Given task - Each line that holds the string "JSON" counts once; say how many such lines there are and add nothing.

The data -
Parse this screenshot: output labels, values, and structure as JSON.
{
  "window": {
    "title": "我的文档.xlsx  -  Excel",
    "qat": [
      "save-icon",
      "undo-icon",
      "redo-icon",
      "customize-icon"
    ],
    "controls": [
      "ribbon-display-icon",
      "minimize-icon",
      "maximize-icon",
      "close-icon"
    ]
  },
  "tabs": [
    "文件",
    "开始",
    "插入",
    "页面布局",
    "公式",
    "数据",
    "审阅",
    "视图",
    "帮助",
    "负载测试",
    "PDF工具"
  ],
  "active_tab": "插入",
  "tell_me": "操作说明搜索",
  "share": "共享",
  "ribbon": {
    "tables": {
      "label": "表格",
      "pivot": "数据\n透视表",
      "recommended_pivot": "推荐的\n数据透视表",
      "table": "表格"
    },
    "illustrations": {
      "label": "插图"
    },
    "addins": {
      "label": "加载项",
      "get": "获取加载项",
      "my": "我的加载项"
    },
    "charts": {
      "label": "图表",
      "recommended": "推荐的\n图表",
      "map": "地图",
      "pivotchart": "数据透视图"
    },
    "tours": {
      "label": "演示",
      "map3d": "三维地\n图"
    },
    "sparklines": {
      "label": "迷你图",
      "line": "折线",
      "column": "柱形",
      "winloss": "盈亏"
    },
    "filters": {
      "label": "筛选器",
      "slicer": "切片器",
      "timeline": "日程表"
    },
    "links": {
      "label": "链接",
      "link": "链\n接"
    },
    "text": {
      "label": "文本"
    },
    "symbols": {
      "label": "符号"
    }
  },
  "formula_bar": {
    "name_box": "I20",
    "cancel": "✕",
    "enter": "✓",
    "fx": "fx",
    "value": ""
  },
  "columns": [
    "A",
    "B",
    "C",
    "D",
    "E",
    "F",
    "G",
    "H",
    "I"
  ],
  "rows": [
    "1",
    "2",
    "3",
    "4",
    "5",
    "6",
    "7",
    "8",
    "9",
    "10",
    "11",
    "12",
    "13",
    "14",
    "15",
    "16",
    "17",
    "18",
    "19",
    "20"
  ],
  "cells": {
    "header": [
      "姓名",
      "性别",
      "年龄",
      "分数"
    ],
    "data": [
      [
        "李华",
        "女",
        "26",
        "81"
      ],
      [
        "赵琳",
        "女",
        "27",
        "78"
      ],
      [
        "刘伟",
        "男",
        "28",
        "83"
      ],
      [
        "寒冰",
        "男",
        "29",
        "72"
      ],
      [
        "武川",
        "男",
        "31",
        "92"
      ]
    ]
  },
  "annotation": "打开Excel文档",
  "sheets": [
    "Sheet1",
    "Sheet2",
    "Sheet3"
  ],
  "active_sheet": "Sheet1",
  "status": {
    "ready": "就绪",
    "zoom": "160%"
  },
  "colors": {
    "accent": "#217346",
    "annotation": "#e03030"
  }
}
* * *
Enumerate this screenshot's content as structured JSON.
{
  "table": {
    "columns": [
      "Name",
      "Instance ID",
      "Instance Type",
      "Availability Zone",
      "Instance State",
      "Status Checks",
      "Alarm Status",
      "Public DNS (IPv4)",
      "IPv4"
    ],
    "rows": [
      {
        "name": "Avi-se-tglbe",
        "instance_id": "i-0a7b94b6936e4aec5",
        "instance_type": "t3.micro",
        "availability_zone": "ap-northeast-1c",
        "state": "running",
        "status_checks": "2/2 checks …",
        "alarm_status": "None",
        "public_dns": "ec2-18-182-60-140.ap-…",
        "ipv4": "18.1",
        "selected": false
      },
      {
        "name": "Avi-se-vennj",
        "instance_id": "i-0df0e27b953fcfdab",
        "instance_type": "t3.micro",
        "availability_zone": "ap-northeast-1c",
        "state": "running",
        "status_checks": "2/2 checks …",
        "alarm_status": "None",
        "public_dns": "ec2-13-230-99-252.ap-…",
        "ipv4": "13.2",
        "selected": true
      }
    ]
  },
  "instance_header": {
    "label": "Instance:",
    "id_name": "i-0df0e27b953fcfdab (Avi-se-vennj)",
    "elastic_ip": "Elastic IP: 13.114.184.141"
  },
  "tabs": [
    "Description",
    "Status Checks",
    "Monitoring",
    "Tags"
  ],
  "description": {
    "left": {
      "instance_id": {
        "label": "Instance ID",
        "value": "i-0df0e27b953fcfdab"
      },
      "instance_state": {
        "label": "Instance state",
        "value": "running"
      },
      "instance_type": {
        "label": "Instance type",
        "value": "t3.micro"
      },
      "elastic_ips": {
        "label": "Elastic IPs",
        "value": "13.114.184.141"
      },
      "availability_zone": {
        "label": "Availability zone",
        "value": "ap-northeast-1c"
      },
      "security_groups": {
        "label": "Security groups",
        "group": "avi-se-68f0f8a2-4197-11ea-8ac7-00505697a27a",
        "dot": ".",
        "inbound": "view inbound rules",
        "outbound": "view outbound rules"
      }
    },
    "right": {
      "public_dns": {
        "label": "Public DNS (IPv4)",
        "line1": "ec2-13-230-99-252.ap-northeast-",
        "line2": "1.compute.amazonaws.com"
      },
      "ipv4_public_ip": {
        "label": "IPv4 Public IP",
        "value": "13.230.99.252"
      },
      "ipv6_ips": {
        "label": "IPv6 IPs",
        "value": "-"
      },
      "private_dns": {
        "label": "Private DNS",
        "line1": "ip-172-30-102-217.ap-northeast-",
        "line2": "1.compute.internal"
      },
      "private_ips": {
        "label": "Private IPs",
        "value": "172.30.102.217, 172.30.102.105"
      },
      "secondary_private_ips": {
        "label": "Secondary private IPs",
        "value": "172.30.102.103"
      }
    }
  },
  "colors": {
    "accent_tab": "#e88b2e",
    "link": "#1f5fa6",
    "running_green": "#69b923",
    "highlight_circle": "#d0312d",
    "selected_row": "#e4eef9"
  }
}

Task response - 2